Source records:
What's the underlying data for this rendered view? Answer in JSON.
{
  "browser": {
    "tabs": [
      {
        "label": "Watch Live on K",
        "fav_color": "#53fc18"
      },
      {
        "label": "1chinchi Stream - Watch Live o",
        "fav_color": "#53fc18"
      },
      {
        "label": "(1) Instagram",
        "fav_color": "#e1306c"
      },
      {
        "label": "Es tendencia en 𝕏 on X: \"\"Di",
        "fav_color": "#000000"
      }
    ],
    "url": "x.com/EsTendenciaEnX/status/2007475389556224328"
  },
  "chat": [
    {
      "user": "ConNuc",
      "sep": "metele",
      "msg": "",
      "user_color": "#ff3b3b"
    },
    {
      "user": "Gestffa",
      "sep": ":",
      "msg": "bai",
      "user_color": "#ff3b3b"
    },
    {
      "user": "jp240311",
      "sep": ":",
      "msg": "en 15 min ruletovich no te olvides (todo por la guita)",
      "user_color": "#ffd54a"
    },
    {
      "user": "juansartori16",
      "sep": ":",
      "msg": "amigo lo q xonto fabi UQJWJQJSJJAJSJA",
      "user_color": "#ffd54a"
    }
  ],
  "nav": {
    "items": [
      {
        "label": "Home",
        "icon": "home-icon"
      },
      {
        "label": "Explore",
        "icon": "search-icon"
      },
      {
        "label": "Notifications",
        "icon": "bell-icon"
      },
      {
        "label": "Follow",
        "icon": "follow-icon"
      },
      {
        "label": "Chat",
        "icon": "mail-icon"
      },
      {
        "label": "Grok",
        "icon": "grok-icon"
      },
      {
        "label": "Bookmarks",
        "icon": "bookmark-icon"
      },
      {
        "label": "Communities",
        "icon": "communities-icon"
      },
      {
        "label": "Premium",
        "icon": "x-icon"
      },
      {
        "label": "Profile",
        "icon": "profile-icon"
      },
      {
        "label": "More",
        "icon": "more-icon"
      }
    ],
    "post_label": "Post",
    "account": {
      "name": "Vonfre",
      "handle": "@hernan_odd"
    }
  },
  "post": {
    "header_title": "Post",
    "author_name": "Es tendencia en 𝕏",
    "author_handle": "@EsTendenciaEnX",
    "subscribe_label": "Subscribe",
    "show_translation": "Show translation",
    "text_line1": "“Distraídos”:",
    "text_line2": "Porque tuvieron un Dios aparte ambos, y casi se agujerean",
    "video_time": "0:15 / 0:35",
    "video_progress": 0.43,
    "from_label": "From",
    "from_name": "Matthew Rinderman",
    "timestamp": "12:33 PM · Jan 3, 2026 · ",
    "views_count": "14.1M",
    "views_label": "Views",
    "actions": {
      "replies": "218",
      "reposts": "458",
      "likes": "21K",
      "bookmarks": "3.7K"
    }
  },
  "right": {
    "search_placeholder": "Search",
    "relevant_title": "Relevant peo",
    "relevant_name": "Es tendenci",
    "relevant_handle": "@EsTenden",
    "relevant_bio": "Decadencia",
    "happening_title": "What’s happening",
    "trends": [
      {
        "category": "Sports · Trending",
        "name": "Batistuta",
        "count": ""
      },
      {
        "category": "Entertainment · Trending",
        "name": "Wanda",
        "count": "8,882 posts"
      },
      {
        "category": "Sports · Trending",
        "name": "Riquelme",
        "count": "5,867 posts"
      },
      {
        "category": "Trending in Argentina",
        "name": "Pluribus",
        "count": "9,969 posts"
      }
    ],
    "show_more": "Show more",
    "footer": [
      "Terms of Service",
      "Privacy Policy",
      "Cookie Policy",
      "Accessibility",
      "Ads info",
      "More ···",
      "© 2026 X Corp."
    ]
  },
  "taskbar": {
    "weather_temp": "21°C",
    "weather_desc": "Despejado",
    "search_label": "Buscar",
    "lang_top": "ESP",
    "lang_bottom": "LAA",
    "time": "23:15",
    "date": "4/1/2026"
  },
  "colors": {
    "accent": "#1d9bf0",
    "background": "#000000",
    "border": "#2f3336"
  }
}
--
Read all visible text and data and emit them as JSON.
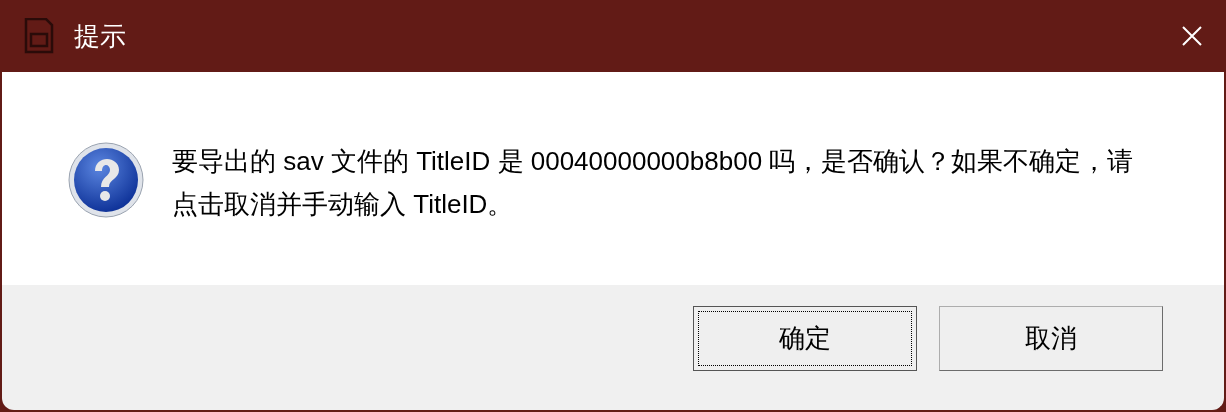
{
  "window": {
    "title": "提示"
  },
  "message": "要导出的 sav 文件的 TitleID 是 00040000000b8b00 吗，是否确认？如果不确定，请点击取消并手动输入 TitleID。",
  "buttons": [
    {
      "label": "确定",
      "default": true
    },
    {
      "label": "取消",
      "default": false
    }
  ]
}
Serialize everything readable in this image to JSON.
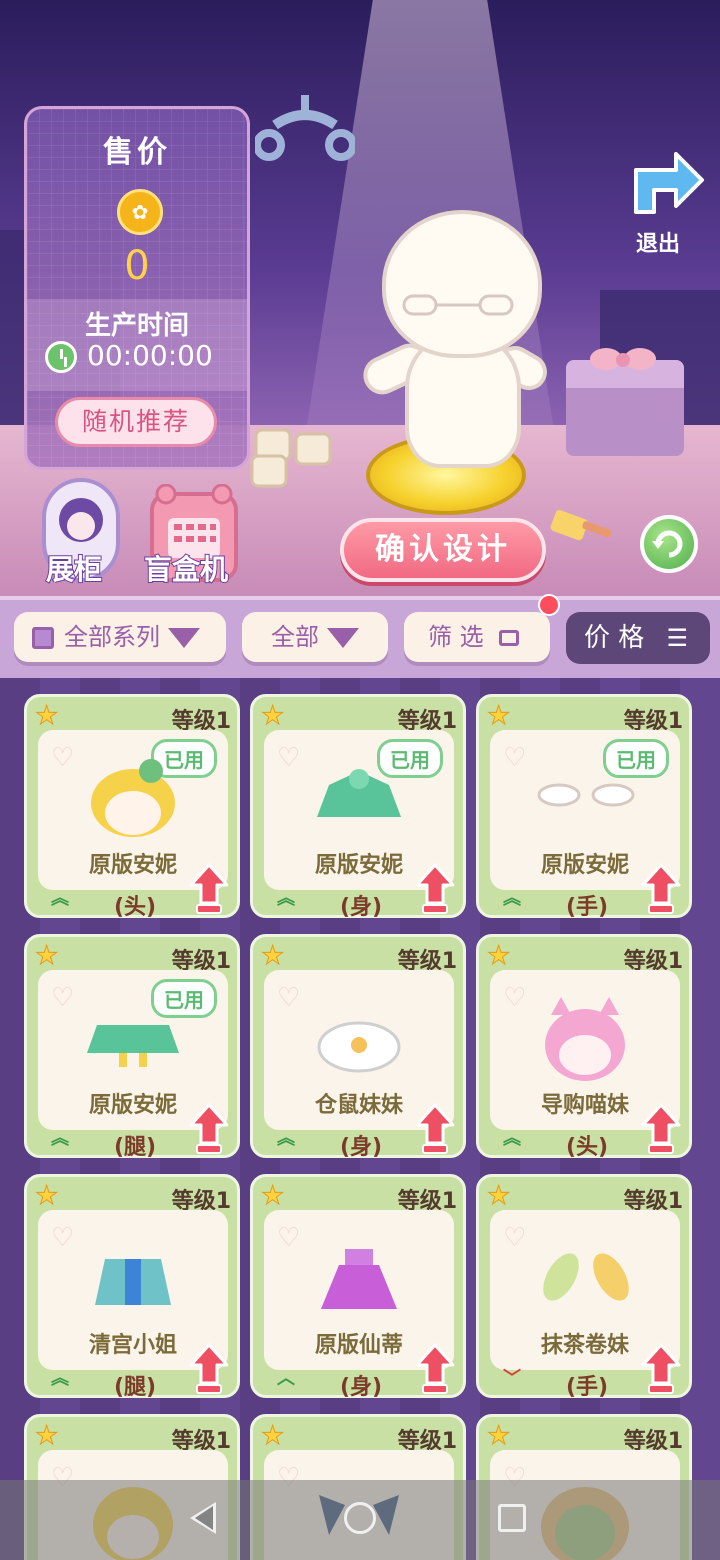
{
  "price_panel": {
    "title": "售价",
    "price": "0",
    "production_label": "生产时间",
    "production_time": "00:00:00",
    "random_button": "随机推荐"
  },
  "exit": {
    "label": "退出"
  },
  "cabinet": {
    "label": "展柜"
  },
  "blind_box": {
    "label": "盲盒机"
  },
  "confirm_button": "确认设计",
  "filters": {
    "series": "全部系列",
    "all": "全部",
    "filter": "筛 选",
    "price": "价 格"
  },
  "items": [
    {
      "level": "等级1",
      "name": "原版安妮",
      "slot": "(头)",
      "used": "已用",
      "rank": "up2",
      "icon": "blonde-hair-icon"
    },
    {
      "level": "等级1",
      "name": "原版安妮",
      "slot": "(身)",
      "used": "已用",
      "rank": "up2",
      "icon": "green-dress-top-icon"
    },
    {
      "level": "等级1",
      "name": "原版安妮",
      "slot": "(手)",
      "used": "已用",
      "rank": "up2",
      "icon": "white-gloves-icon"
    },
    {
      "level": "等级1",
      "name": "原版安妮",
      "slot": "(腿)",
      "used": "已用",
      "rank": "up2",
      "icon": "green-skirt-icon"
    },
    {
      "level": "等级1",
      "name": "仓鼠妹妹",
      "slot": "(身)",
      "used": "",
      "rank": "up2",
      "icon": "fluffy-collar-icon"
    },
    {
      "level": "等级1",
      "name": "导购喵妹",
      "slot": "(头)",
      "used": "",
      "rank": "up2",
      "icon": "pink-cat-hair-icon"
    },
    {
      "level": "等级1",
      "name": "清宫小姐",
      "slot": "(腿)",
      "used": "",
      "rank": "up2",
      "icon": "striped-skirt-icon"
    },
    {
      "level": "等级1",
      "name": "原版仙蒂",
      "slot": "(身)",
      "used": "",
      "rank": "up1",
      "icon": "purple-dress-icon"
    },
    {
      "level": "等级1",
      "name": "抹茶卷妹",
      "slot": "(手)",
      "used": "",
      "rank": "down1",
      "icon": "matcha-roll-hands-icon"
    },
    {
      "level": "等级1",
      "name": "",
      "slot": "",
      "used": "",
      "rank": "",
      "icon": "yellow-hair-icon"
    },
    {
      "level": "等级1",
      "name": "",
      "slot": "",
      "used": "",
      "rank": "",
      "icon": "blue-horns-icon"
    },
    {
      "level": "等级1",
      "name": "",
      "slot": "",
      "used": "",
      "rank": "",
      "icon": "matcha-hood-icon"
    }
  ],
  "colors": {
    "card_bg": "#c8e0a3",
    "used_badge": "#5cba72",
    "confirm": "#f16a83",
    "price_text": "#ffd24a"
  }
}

EXERCISE DESCRIPTION: Tally up the lines in the records that contain the word "matcha" and give only the total.

SOLUTION TO THIS EXERCISE: 2